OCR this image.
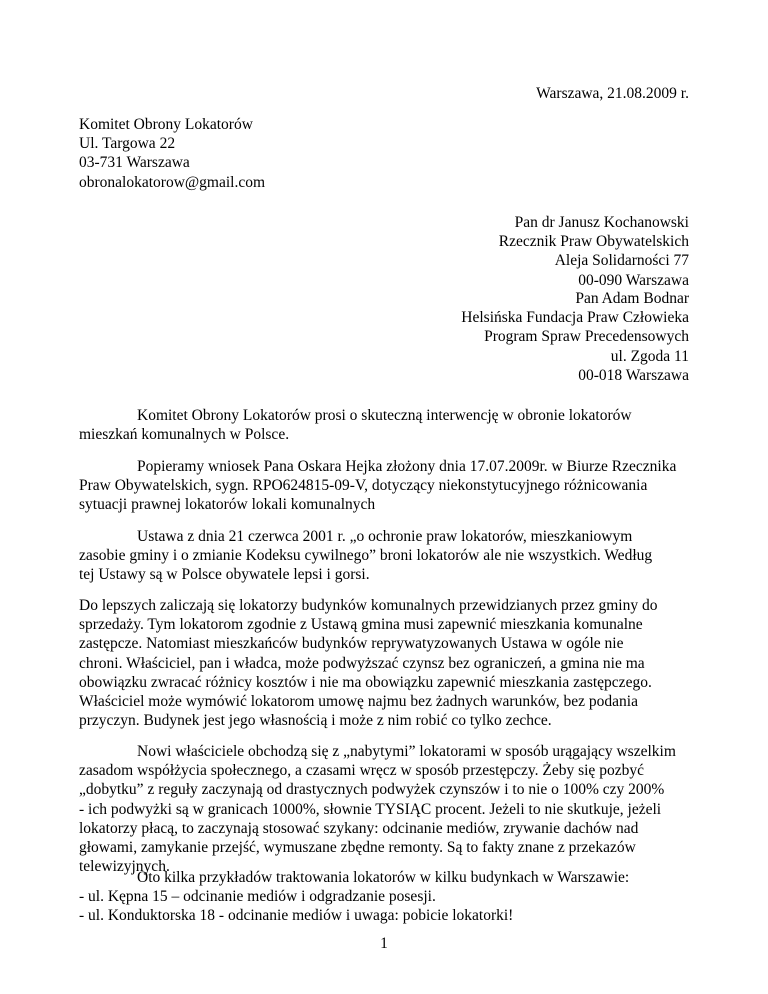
Warszawa, 21.08.2009 r.
Komitet Obrony Lokatorów
Ul. Targowa 22
03-731 Warszawa
obronalokatorow@gmail.com
Pan dr Janusz Kochanowski
Rzecznik Praw Obywatelskich
Aleja Solidarności 77
00-090 Warszawa
Pan Adam Bodnar
Helsińska Fundacja Praw Człowieka
Program Spraw Precedensowych
ul. Zgoda 11
00-018 Warszawa
Komitet Obrony Lokatorów prosi o skuteczną interwencję w obronie lokatorów
mieszkań komunalnych w Polsce.
Popieramy wniosek Pana Oskara Hejka złożony dnia 17.07.2009r. w Biurze Rzecznika
Praw Obywatelskich, sygn. RPO624815-09-V, dotyczący niekonstytucyjnego różnicowania
sytuacji prawnej lokatorów lokali komunalnych
Ustawa z dnia 21 czerwca 2001 r. „o ochronie praw lokatorów, mieszkaniowym
zasobie gminy i o zmianie Kodeksu cywilnego” broni lokatorów ale nie wszystkich. Według
tej Ustawy są w Polsce obywatele lepsi i gorsi.
Do lepszych zaliczają się lokatorzy budynków komunalnych przewidzianych przez gminy do
sprzedaży. Tym lokatorom zgodnie z Ustawą gmina musi zapewnić mieszkania komunalne
zastępcze. Natomiast mieszkańców budynków reprywatyzowanych Ustawa w ogóle nie
chroni. Właściciel, pan i władca, może podwyższać czynsz bez ograniczeń, a gmina nie ma
obowiązku zwracać różnicy kosztów i nie ma obowiązku zapewnić mieszkania zastępczego.
Właściciel może wymówić lokatorom umowę najmu bez żadnych warunków, bez podania
przyczyn. Budynek jest jego własnością i może z nim robić co tylko zechce.
Nowi właściciele obchodzą się z „nabytymi” lokatorami w sposób urągający wszelkim
zasadom współżycia społecznego, a czasami wręcz w sposób przestępczy. Żeby się pozbyć
„dobytku” z reguły zaczynają od drastycznych podwyżek czynszów i to nie o 100% czy 200%
- ich podwyżki są w granicach 1000%, słownie TYSIĄC procent. Jeżeli to nie skutkuje, jeżeli
lokatorzy płacą, to zaczynają stosować szykany: odcinanie mediów, zrywanie dachów nad
głowami, zamykanie przejść, wymuszane zbędne remonty. Są to fakty znane z przekazów
telewizyjnych.
Oto kilka przykładów traktowania lokatorów w kilku budynkach w Warszawie:
- ul. Kępna 15 – odcinanie mediów i odgradzanie posesji.
- ul. Konduktorska 18 - odcinanie mediów i uwaga: pobicie lokatorki!
1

________________

List each line holding the string "gmina".

• RESPONSE TO THIS EXERCISE
sprzedaży. Tym lokatorom zgodnie z Ustawą gmina musi zapewnić mieszkania komunalne
chroni. Właściciel, pan i władca, może podwyższać czynsz bez ograniczeń, a gmina nie ma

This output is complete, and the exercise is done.